╭─ Input material

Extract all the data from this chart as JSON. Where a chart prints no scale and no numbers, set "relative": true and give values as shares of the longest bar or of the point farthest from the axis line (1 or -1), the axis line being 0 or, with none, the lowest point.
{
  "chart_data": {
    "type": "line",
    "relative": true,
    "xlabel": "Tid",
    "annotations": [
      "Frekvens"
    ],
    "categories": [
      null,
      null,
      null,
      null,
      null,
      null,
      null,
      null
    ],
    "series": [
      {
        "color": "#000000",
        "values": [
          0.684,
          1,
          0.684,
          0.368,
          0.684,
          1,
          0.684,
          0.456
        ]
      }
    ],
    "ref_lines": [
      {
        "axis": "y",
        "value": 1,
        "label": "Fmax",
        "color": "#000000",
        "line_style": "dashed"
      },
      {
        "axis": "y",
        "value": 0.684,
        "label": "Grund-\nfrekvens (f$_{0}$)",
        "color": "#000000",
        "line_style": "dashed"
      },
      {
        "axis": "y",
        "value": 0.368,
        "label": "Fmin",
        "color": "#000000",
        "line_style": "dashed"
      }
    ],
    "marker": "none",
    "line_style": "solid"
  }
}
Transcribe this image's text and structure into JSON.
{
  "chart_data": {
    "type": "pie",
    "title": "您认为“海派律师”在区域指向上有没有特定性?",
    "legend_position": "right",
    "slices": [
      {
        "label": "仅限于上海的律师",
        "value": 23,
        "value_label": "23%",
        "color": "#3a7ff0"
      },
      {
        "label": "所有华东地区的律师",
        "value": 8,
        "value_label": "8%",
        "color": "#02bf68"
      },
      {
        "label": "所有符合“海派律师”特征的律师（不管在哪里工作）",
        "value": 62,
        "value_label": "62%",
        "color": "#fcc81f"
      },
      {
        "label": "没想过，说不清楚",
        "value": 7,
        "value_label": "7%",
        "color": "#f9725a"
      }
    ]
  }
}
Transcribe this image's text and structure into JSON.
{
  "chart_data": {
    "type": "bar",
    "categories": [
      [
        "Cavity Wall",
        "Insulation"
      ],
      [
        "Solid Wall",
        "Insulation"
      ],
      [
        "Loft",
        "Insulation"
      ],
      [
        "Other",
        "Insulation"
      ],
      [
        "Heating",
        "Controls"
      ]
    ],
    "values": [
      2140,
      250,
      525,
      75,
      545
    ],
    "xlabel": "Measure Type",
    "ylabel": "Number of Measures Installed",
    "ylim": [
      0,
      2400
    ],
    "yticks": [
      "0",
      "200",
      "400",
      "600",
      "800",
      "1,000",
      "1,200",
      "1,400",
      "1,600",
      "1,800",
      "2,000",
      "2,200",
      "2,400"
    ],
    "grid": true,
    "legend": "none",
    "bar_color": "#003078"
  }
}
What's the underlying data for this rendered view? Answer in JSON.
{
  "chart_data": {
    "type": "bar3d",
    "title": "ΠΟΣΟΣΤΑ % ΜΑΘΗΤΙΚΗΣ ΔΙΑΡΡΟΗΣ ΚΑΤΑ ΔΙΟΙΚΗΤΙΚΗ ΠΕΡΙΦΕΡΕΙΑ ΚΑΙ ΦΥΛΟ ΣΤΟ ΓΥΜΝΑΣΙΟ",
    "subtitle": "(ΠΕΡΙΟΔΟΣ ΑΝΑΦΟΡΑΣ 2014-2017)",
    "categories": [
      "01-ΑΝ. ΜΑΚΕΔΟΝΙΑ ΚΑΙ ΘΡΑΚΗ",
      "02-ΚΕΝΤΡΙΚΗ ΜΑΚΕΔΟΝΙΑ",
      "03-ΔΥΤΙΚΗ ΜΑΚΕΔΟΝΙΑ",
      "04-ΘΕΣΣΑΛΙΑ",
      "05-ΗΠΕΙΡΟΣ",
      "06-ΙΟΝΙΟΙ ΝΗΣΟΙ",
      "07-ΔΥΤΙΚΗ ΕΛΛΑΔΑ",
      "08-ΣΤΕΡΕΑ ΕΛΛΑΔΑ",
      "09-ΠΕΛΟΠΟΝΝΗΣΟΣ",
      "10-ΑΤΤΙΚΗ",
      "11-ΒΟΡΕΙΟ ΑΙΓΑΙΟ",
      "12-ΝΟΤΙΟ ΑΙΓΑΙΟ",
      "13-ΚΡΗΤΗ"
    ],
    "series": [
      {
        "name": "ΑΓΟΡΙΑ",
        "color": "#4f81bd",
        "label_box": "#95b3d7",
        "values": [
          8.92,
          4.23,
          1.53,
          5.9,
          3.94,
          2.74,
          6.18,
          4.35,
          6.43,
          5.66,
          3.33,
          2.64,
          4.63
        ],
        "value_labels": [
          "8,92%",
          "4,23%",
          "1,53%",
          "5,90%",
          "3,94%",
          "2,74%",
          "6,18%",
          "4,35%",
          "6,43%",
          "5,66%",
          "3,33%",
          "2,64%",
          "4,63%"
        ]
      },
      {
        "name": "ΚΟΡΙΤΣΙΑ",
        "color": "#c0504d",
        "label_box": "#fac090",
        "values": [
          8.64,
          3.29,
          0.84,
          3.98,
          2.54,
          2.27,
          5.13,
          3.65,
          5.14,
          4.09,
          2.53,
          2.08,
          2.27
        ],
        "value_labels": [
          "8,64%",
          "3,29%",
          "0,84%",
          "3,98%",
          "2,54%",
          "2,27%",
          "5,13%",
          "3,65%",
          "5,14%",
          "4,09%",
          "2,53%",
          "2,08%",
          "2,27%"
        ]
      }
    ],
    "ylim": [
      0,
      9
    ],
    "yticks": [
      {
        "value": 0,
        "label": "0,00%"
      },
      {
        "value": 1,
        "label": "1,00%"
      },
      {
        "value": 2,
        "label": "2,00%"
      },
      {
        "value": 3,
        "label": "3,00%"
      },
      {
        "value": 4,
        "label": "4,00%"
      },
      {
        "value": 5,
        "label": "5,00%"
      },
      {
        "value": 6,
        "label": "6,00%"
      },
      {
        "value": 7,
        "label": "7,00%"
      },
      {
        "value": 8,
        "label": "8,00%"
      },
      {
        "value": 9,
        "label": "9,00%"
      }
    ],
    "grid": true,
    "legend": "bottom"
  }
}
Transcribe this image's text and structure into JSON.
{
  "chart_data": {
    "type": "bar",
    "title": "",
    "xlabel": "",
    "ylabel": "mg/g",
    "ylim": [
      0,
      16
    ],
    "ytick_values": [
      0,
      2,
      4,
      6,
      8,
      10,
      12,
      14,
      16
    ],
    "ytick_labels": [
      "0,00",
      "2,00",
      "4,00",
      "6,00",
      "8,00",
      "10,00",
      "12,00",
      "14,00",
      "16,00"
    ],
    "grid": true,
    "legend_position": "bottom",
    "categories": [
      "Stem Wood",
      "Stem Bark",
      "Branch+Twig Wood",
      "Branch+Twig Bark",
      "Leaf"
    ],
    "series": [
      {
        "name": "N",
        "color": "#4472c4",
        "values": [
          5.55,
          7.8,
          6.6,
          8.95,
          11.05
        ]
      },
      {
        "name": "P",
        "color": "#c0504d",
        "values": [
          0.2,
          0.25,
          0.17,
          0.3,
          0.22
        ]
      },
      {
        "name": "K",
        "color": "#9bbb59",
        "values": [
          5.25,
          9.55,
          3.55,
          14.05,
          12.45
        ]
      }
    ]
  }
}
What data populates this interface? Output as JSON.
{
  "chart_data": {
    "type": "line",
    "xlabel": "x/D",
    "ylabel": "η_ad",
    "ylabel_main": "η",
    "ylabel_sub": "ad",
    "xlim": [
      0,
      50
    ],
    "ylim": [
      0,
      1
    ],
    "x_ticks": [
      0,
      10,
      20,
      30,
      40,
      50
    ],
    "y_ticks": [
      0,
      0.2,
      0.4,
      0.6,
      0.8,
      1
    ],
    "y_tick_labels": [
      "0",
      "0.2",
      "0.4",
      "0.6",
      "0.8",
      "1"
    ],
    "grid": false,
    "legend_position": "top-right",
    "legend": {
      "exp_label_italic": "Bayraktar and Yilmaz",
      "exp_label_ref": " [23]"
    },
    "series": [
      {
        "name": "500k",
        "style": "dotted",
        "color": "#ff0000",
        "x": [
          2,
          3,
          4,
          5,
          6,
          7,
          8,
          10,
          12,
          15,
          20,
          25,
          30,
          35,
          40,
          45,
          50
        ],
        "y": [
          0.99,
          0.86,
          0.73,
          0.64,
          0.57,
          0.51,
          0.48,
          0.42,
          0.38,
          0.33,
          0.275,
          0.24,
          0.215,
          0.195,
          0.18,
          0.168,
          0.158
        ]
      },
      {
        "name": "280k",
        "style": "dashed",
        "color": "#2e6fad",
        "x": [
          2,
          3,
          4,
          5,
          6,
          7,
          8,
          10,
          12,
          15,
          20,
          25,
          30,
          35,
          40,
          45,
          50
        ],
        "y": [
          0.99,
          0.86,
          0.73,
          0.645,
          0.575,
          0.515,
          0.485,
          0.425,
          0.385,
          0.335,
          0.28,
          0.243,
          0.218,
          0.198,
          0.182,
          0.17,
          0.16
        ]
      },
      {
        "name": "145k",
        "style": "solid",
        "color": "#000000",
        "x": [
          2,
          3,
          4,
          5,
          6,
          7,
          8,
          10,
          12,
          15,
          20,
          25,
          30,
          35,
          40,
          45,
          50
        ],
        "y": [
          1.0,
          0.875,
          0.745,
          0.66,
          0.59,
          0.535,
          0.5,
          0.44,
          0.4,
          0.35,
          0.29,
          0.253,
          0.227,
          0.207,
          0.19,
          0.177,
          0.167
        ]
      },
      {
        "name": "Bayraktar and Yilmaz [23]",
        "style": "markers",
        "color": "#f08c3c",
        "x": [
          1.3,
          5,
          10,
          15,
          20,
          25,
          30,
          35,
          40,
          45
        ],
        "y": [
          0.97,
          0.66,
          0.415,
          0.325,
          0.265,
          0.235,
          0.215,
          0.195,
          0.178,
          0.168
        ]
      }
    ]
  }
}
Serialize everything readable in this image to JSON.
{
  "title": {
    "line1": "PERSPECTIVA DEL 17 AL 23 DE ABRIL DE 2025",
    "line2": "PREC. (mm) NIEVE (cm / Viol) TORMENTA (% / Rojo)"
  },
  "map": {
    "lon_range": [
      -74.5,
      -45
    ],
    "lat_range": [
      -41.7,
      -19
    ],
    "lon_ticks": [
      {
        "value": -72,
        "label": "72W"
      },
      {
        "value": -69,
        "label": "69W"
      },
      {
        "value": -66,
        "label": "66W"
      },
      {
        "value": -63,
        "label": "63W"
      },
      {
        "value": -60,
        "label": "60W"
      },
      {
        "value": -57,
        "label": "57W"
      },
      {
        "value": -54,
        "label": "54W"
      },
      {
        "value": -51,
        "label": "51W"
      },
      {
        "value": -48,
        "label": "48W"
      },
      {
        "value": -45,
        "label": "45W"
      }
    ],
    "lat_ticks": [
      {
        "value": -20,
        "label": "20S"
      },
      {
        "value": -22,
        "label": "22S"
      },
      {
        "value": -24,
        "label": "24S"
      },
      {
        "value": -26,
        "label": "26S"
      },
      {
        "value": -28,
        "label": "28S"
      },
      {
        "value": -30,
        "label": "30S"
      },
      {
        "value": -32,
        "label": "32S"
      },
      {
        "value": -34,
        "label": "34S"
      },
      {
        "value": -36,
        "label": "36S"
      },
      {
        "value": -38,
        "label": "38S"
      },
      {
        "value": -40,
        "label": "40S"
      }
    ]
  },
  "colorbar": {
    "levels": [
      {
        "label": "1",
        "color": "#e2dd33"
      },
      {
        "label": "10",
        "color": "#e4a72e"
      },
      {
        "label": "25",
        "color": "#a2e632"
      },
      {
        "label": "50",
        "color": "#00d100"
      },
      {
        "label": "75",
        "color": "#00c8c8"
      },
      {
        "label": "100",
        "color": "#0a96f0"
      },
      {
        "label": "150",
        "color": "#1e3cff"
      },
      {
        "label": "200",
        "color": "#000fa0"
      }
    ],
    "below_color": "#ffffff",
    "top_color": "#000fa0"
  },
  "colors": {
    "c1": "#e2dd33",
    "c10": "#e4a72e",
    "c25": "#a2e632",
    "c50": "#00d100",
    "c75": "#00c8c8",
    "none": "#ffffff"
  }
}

╰─

→ Prompt:
For each line of the entries that includes "Bayraktar", show that line.

→ Output below:
      "exp_label_italic": "Bayraktar and Yilmaz",
        "name": "Bayraktar and Yilmaz [23]",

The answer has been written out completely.